--- Begin ---

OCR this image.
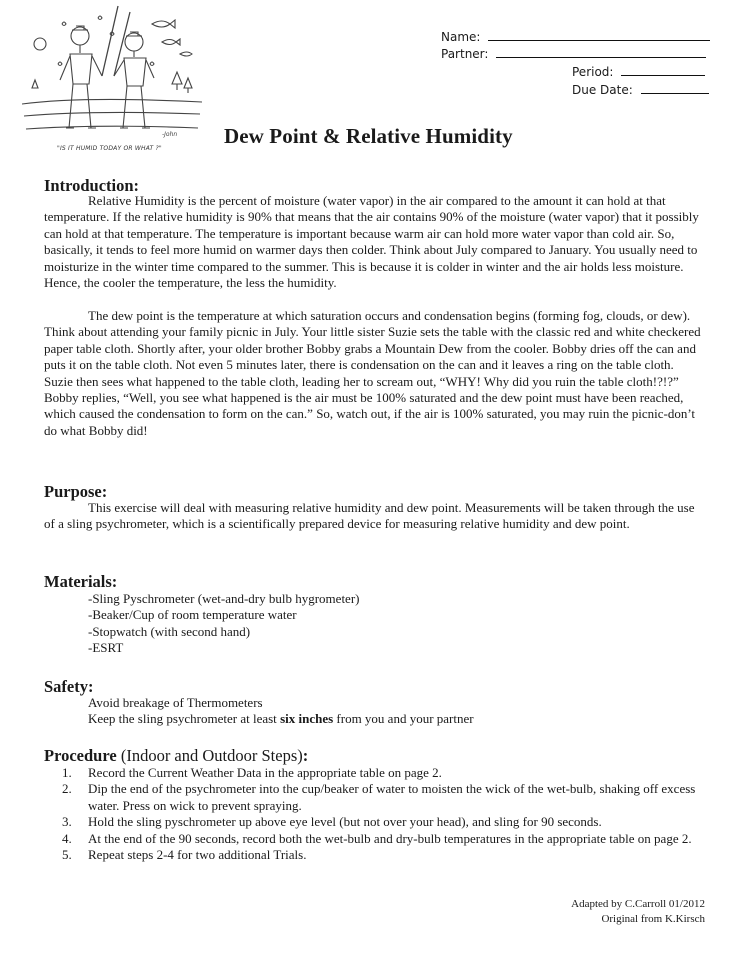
-John
"IS IT HUMID TODAY OR WHAT ?"
Name:
Partner:
Period:
Due Date:
Dew Point & Relative Humidity
Introduction:
Relative Humidity is the percent of moisture (water vapor) in the air compared to the amount it can hold at that temperature. If the relative humidity is 90% that means that the air contains 90% of the moisture (water vapor) that it possibly can hold at that temperature. The temperature is important because warm air can hold more water vapor than cold air. So, basically, it tends to feel more humid on warmer days then colder. Think about July compared to January. You usually need to moisturize in the winter time compared to the summer. This is because it is colder in winter and the air holds less moisture. Hence, the cooler the temperature, the less the humidity.
The dew point is the temperature at which saturation occurs and condensation begins (forming fog, clouds, or dew). Think about attending your family picnic in July. Your little sister Suzie sets the table with the classic red and white checkered paper table cloth. Shortly after, your older brother Bobby grabs a Mountain Dew from the cooler. Bobby dries off the can and puts it on the table cloth. Not even 5 minutes later, there is condensation on the can and it leaves a ring on the table cloth. Suzie then sees what happened to the table cloth, leading her to scream out, “WHY! Why did you ruin the table cloth!?!?” Bobby replies, “Well, you see what happened is the air must be 100% saturated and the dew point must have been reached, which caused the condensation to form on the can.” So, watch out, if the air is 100% saturated, you may ruin the picnic-don’t do what Bobby did!
Purpose:
This exercise will deal with measuring relative humidity and dew point. Measurements will be taken through the use of a sling psychrometer, which is a scientifically prepared device for measuring relative humidity and dew point.
Materials:
-Sling Pyschrometer (wet-and-dry bulb hygrometer)
-Beaker/Cup of room temperature water
-Stopwatch (with second hand)
-ESRT
Safety:
Avoid breakage of Thermometers
Keep the sling psychrometer at least six inches from you and your partner
Procedure (Indoor and Outdoor Steps):
1.	Record the Current Weather Data in the appropriate table on page 2.
2.	Dip the end of the psychrometer into the cup/beaker of water to moisten the wick of the wet-bulb, shaking off excess water. Press on wick to prevent spraying.
3.	Hold the sling pyschrometer up above eye level (but not over your head), and sling for 90 seconds.
4.	At the end of the 90 seconds, record both the wet-bulb and dry-bulb temperatures in the appropriate table on page 2.
5.	Repeat steps 2-4 for two additional Trials.
Adapted by C.Carroll 01/2012
Original from K.Kirsch
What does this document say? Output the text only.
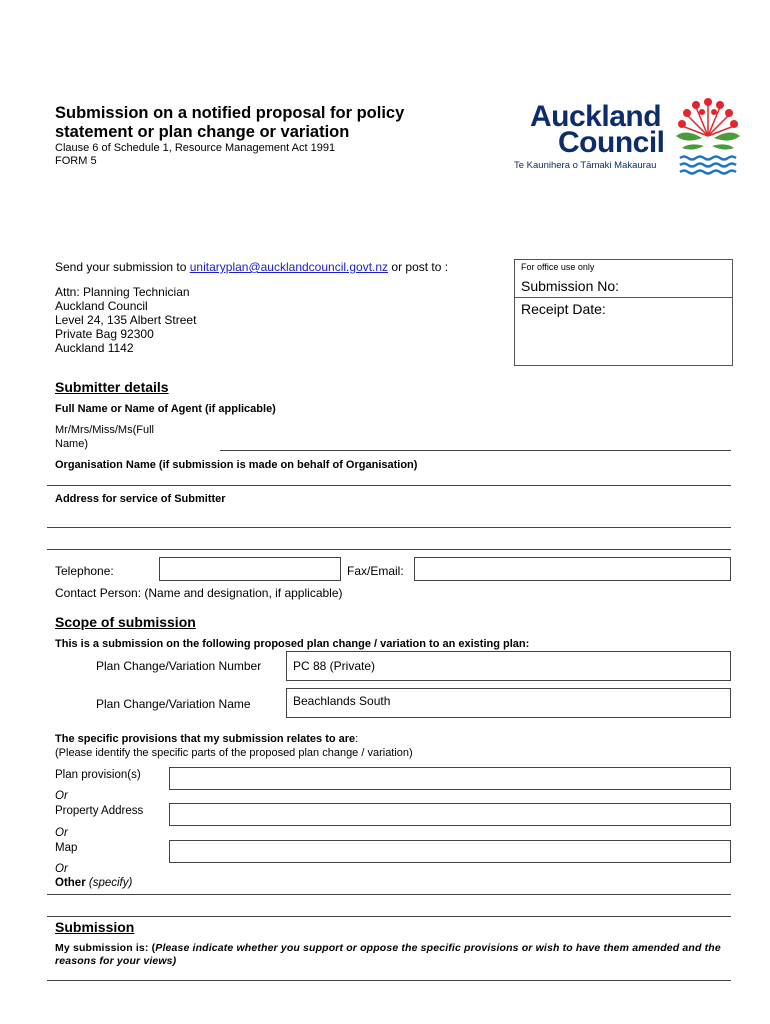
Submission on a notified proposal for policy
statement or plan change or variation
Clause 6 of Schedule 1, Resource Management Act 1991
FORM 5
Auckland
Council
Te Kaunihera o Tāmaki Makaurau
Send your submission to unitaryplan@aucklandcouncil.govt.nz or post to :
Attn: Planning Technician
Auckland Council
Level 24, 135 Albert Street
Private Bag 92300
Auckland 1142
For office use only
Submission No:
Receipt Date:
Submitter details
Full Name or Name of Agent (if applicable)
Mr/Mrs/Miss/Ms(Full
Name)
Organisation Name (if submission is made on behalf of Organisation)
Address for service of Submitter
Telephone:	Fax/Email:
Contact Person: (Name and designation, if applicable)
Scope of submission
This is a submission on the following proposed plan change / variation to an existing plan:
Plan Change/Variation Number	PC 88 (Private)
Plan Change/Variation Name	Beachlands South
The specific provisions that my submission relates to are:
(Please identify the specific parts of the proposed plan change / variation)
Plan provision(s)
Or
Property Address
Or
Map
Or
Other (specify)
Submission
My submission is: (Please indicate whether you support or oppose the specific provisions or wish to have them amended and the reasons for your views)
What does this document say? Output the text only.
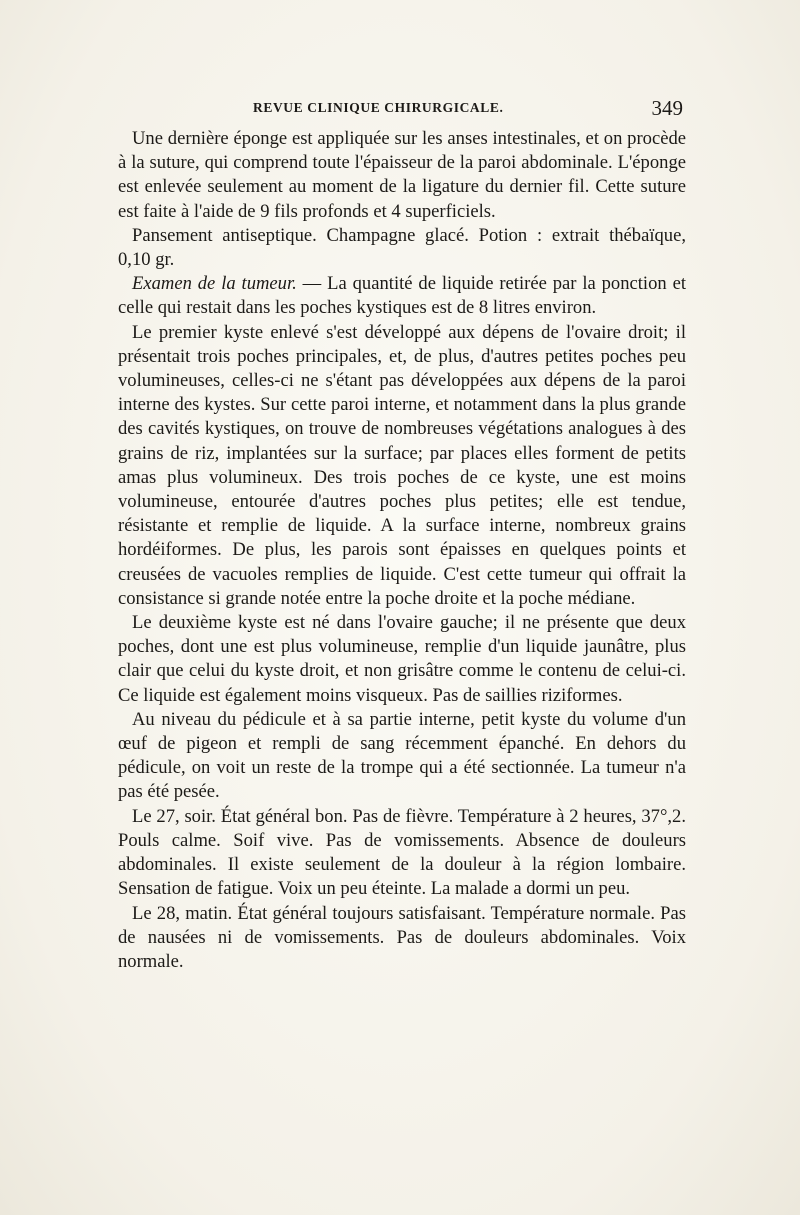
REVUE CLINIQUE CHIRURGICALE.	349

Une dernière éponge est appliquée sur les anses intestinales, et on procède à la suture, qui comprend toute l'épaisseur de la paroi abdominale. L'éponge est enlevée seulement au moment de la ligature du dernier fil. Cette suture est faite à l'aide de 9 fils profonds et 4 superficiels.

Pansement antiseptique. Champagne glacé. Potion : extrait thébaïque, 0,10 gr.

Examen de la tumeur. — La quantité de liquide retirée par la ponction et celle qui restait dans les poches kystiques est de 8 litres environ.

Le premier kyste enlevé s'est développé aux dépens de l'ovaire droit; il présentait trois poches principales, et, de plus, d'autres petites poches peu volumineuses, celles-ci ne s'étant pas développées aux dépens de la paroi interne des kystes. Sur cette paroi interne, et notamment dans la plus grande des cavités kystiques, on trouve de nombreuses végétations analogues à des grains de riz, implantées sur la surface; par places elles forment de petits amas plus volumineux. Des trois poches de ce kyste, une est moins volumineuse, entourée d'autres poches plus petites; elle est tendue, résistante et remplie de liquide. A la surface interne, nombreux grains hordéiformes. De plus, les parois sont épaisses en quelques points et creusées de vacuoles remplies de liquide. C'est cette tumeur qui offrait la consistance si grande notée entre la poche droite et la poche médiane.

Le deuxième kyste est né dans l'ovaire gauche; il ne présente que deux poches, dont une est plus volumineuse, remplie d'un liquide jaunâtre, plus clair que celui du kyste droit, et non grisâtre comme le contenu de celui-ci. Ce liquide est également moins visqueux. Pas de saillies riziformes.

Au niveau du pédicule et à sa partie interne, petit kyste du volume d'un œuf de pigeon et rempli de sang récemment épanché. En dehors du pédicule, on voit un reste de la trompe qui a été sectionnée. La tumeur n'a pas été pesée.

Le 27, soir. État général bon. Pas de fièvre. Température à 2 heures, 37°,2. Pouls calme. Soif vive. Pas de vomissements. Absence de douleurs abdominales. Il existe seulement de la douleur à la région lombaire. Sensation de fatigue. Voix un peu éteinte. La malade a dormi un peu.

Le 28, matin. État général toujours satisfaisant. Température normale. Pas de nausées ni de vomissements. Pas de douleurs abdominales. Voix normale.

--- End ---

### [Stated problem]
The records above are to be restated exactly, without their pictures.

### [Answer to this exercise]
OCR this image.
-John
"IS IT HUMID TODAY OR WHAT ?"
Name:
Partner:
Period:
Due Date:
Dew Point & Relative Humidity
Introduction:
Relative Humidity is the percent of moisture (water vapor) in the air compared to the amount it can hold at that temperature. If the relative humidity is 90% that means that the air contains 90% of the moisture (water vapor) that it possibly can hold at that temperature. The temperature is important because warm air can hold more water vapor than cold air. So, basically, it tends to feel more humid on warmer days then colder. Think about July compared to January. You usually need to moisturize in the winter time compared to the summer. This is because it is colder in winter and the air holds less moisture. Hence, the cooler the temperature, the less the humidity.
The dew point is the temperature at which saturation occurs and condensation begins (forming fog, clouds, or dew). Think about attending your family picnic in July. Your little sister Suzie sets the table with the classic red and white checkered paper table cloth. Shortly after, your older brother Bobby grabs a Mountain Dew from the cooler. Bobby dries off the can and puts it on the table cloth. Not even 5 minutes later, there is condensation on the can and it leaves a ring on the table cloth. Suzie then sees what happened to the table cloth, leading her to scream out, “WHY! Why did you ruin the table cloth!?!?” Bobby replies, “Well, you see what happened is the air must be 100% saturated and the dew point must have been reached, which caused the condensation to form on the can.” So, watch out, if the air is 100% saturated, you may ruin the picnic-don’t do what Bobby did!
Purpose:
This exercise will deal with measuring relative humidity and dew point. Measurements will be taken through the use of a sling psychrometer, which is a scientifically prepared device for measuring relative humidity and dew point.
Materials:
-Sling Pyschrometer (wet-and-dry bulb hygrometer)
-Beaker/Cup of room temperature water
-Stopwatch (with second hand)
-ESRT
Safety:
Avoid breakage of Thermometers
Keep the sling psychrometer at least six inches from you and your partner
Procedure (Indoor and Outdoor Steps):
1.	Record the Current Weather Data in the appropriate table on page 2.
2.	Dip the end of the psychrometer into the cup/beaker of water to moisten the wick of the wet-bulb, shaking off excess water. Press on wick to prevent spraying.
3.	Hold the sling pyschrometer up above eye level (but not over your head), and sling for 90 seconds.
4.	At the end of the 90 seconds, record both the wet-bulb and dry-bulb temperatures in the appropriate table on page 2.
5.	Repeat steps 2-4 for two additional Trials.
Adapted by C.Carroll 01/2012
Original from K.Kirsch
What does this document say? Output the text only.
Submission on a notified proposal for policy
statement or plan change or variation
Clause 6 of Schedule 1, Resource Management Act 1991
FORM 5
Auckland
Council
Te Kaunihera o Tāmaki Makaurau
Send your submission to unitaryplan@aucklandcouncil.govt.nz or post to :
Attn: Planning Technician
Auckland Council
Level 24, 135 Albert Street
Private Bag 92300
Auckland 1142
For office use only
Submission No:
Receipt Date:
Submitter details
Full Name or Name of Agent (if applicable)
Mr/Mrs/Miss/Ms(Full
Name)
Organisation Name (if submission is made on behalf of Organisation)
Address for service of Submitter
Telephone:	Fax/Email:
Contact Person: (Name and designation, if applicable)
Scope of submission
This is a submission on the following proposed plan change / variation to an existing plan:
Plan Change/Variation Number	PC 88 (Private)
Plan Change/Variation Name	Beachlands South
The specific provisions that my submission relates to are:
(Please identify the specific parts of the proposed plan change / variation)
Plan provision(s)
Or
Property Address
Or
Map
Or
Other (specify)
Submission
My submission is: (Please indicate whether you support or oppose the specific provisions or wish to have them amended and the reasons for your views)
What does this document say? Output the text only.
REVUE CLINIQUE CHIRURGICALE.	349

Une dernière éponge est appliquée sur les anses intestinales, et on procède à la suture, qui comprend toute l'épaisseur de la paroi abdominale. L'éponge est enlevée seulement au moment de la ligature du dernier fil. Cette suture est faite à l'aide de 9 fils profonds et 4 superficiels.

Pansement antiseptique. Champagne glacé. Potion : extrait thébaïque, 0,10 gr.

Examen de la tumeur. — La quantité de liquide retirée par la ponction et celle qui restait dans les poches kystiques est de 8 litres environ.

Le premier kyste enlevé s'est développé aux dépens de l'ovaire droit; il présentait trois poches principales, et, de plus, d'autres petites poches peu volumineuses, celles-ci ne s'étant pas développées aux dépens de la paroi interne des kystes. Sur cette paroi interne, et notamment dans la plus grande des cavités kystiques, on trouve de nombreuses végétations analogues à des grains de riz, implantées sur la surface; par places elles forment de petits amas plus volumineux. Des trois poches de ce kyste, une est moins volumineuse, entourée d'autres poches plus petites; elle est tendue, résistante et remplie de liquide. A la surface interne, nombreux grains hordéiformes. De plus, les parois sont épaisses en quelques points et creusées de vacuoles remplies de liquide. C'est cette tumeur qui offrait la consistance si grande notée entre la poche droite et la poche médiane.

Le deuxième kyste est né dans l'ovaire gauche; il ne présente que deux poches, dont une est plus volumineuse, remplie d'un liquide jaunâtre, plus clair que celui du kyste droit, et non grisâtre comme le contenu de celui-ci. Ce liquide est également moins visqueux. Pas de saillies riziformes.

Au niveau du pédicule et à sa partie interne, petit kyste du volume d'un œuf de pigeon et rempli de sang récemment épanché. En dehors du pédicule, on voit un reste de la trompe qui a été sectionnée. La tumeur n'a pas été pesée.

Le 27, soir. État général bon. Pas de fièvre. Température à 2 heures, 37°,2. Pouls calme. Soif vive. Pas de vomissements. Absence de douleurs abdominales. Il existe seulement de la douleur à la région lombaire. Sensation de fatigue. Voix un peu éteinte. La malade a dormi un peu.

Le 28, matin. État général toujours satisfaisant. Température normale. Pas de nausées ni de vomissements. Pas de douleurs abdominales. Voix normale.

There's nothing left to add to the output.